*Exercise aim*: Examine the records and identify each line that includes the string "MACD". Copy those lines.

*Supplied material*:
⁂

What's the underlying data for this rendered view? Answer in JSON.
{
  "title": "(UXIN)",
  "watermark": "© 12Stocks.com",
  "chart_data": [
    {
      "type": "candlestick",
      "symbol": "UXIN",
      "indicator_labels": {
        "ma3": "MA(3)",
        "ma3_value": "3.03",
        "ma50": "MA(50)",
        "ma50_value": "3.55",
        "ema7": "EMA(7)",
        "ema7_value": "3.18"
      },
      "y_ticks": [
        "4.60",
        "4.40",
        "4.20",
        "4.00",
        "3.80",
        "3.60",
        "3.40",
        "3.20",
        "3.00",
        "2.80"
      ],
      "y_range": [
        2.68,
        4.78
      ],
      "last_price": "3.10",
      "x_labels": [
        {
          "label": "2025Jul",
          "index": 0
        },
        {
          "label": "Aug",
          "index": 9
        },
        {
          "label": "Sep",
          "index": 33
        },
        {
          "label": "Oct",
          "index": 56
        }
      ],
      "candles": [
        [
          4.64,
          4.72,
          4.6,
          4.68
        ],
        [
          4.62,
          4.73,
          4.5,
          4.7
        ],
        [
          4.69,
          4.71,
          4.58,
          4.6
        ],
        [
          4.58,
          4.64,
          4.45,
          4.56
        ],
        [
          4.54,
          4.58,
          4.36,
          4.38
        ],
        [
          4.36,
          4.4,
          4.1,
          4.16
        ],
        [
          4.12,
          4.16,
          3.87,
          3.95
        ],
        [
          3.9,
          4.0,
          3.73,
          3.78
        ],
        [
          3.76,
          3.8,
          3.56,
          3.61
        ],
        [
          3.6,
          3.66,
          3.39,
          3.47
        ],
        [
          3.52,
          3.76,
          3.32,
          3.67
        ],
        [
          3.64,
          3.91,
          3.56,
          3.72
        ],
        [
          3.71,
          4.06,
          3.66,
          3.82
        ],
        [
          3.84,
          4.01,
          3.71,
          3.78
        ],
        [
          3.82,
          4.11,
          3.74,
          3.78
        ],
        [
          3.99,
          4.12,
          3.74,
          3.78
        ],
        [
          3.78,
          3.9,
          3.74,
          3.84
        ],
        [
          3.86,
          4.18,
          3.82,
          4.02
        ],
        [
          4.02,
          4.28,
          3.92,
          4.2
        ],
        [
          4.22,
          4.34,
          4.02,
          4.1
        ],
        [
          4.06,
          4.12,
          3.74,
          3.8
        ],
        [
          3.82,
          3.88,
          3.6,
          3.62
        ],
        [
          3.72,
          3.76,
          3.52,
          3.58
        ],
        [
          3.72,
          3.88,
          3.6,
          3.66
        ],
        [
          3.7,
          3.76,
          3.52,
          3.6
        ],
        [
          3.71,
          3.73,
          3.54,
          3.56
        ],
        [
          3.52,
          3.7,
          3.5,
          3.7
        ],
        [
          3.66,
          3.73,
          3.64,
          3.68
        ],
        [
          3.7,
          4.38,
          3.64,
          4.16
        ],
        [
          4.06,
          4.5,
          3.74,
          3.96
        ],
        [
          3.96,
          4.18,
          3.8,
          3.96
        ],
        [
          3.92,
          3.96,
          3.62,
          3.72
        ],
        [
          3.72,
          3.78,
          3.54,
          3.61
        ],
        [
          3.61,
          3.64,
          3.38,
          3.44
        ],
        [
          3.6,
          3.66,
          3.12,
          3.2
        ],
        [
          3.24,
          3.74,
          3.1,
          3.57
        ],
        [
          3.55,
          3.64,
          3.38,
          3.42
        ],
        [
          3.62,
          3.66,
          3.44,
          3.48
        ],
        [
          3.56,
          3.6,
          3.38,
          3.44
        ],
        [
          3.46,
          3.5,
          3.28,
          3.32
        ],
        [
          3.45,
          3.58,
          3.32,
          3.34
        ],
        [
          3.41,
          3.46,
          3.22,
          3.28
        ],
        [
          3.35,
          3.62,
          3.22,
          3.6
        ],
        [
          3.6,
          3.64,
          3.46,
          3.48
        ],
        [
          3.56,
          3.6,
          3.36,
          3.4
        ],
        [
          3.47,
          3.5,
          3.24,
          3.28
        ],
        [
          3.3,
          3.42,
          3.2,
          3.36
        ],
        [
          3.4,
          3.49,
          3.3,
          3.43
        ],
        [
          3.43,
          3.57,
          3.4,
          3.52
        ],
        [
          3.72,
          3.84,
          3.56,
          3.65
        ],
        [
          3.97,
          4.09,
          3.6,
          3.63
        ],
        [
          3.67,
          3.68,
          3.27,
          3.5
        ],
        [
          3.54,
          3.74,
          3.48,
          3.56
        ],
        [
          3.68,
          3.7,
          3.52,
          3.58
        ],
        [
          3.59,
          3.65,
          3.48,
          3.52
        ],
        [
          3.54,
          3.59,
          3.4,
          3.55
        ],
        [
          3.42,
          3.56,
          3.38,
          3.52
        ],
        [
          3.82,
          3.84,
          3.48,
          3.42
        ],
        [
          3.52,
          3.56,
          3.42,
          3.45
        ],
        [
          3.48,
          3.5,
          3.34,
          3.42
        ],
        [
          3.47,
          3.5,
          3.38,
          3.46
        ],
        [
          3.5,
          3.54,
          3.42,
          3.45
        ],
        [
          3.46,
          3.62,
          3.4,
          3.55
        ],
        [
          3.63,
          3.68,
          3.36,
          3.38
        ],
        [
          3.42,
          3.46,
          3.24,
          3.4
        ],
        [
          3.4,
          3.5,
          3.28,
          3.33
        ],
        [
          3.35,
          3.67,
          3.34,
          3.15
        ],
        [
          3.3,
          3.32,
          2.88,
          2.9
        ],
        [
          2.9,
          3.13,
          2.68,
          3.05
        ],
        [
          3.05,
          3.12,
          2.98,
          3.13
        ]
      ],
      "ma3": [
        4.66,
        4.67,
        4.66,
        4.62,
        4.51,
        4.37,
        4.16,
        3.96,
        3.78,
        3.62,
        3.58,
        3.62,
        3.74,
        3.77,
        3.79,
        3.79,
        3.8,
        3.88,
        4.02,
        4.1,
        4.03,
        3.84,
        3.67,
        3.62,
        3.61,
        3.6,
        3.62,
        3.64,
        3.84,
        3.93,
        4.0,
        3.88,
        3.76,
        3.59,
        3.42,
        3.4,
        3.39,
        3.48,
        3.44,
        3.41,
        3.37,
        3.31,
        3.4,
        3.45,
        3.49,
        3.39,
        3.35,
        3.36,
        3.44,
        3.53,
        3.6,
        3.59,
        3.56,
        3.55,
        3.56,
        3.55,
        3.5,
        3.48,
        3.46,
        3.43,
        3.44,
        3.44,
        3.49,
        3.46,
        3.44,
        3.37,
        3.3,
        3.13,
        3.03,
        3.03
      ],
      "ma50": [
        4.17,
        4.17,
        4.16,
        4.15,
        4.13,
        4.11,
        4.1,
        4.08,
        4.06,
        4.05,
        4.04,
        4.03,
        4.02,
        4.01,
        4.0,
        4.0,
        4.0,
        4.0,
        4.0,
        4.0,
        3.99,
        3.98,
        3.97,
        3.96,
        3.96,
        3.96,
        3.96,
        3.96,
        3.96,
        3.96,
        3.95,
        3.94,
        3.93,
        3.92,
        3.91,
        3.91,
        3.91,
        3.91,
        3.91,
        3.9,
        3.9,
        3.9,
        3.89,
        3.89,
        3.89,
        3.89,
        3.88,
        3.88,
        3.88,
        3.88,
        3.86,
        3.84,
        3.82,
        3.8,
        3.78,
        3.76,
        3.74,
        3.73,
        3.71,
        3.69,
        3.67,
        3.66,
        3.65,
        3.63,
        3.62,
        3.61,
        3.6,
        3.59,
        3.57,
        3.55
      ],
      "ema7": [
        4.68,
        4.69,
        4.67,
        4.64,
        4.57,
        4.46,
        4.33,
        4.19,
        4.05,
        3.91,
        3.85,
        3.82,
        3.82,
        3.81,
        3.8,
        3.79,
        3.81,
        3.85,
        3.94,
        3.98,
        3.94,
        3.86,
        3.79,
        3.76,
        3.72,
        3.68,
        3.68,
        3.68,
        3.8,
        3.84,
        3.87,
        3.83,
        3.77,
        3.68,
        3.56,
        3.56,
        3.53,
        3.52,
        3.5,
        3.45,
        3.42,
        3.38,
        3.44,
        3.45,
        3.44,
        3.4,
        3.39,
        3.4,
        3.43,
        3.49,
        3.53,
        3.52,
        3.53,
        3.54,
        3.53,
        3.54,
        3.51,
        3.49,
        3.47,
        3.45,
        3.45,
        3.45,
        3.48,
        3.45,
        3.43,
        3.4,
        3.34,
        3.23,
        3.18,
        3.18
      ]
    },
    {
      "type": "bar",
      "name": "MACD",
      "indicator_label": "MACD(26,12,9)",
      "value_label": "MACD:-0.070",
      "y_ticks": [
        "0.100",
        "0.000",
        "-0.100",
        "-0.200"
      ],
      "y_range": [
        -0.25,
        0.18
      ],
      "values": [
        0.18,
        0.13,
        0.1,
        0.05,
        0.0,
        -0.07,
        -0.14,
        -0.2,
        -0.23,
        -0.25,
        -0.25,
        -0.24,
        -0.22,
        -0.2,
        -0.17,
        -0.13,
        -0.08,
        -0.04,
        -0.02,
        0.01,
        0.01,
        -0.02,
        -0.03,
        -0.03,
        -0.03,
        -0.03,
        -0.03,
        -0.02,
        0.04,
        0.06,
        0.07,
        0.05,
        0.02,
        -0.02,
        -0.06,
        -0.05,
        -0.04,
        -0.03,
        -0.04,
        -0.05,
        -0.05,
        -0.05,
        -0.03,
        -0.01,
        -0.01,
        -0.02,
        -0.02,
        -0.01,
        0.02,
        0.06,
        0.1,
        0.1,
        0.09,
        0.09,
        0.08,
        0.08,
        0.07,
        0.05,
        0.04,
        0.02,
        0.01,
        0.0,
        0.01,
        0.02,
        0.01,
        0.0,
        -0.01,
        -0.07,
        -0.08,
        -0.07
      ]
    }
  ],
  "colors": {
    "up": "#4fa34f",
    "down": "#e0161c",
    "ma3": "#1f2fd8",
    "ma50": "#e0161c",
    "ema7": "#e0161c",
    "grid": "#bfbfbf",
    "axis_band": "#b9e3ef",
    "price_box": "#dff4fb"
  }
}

⁂

*Written answer*:
      "name": "MACD",
      "indicator_label": "MACD(26,12,9)",
      "value_label": "MACD:-0.070",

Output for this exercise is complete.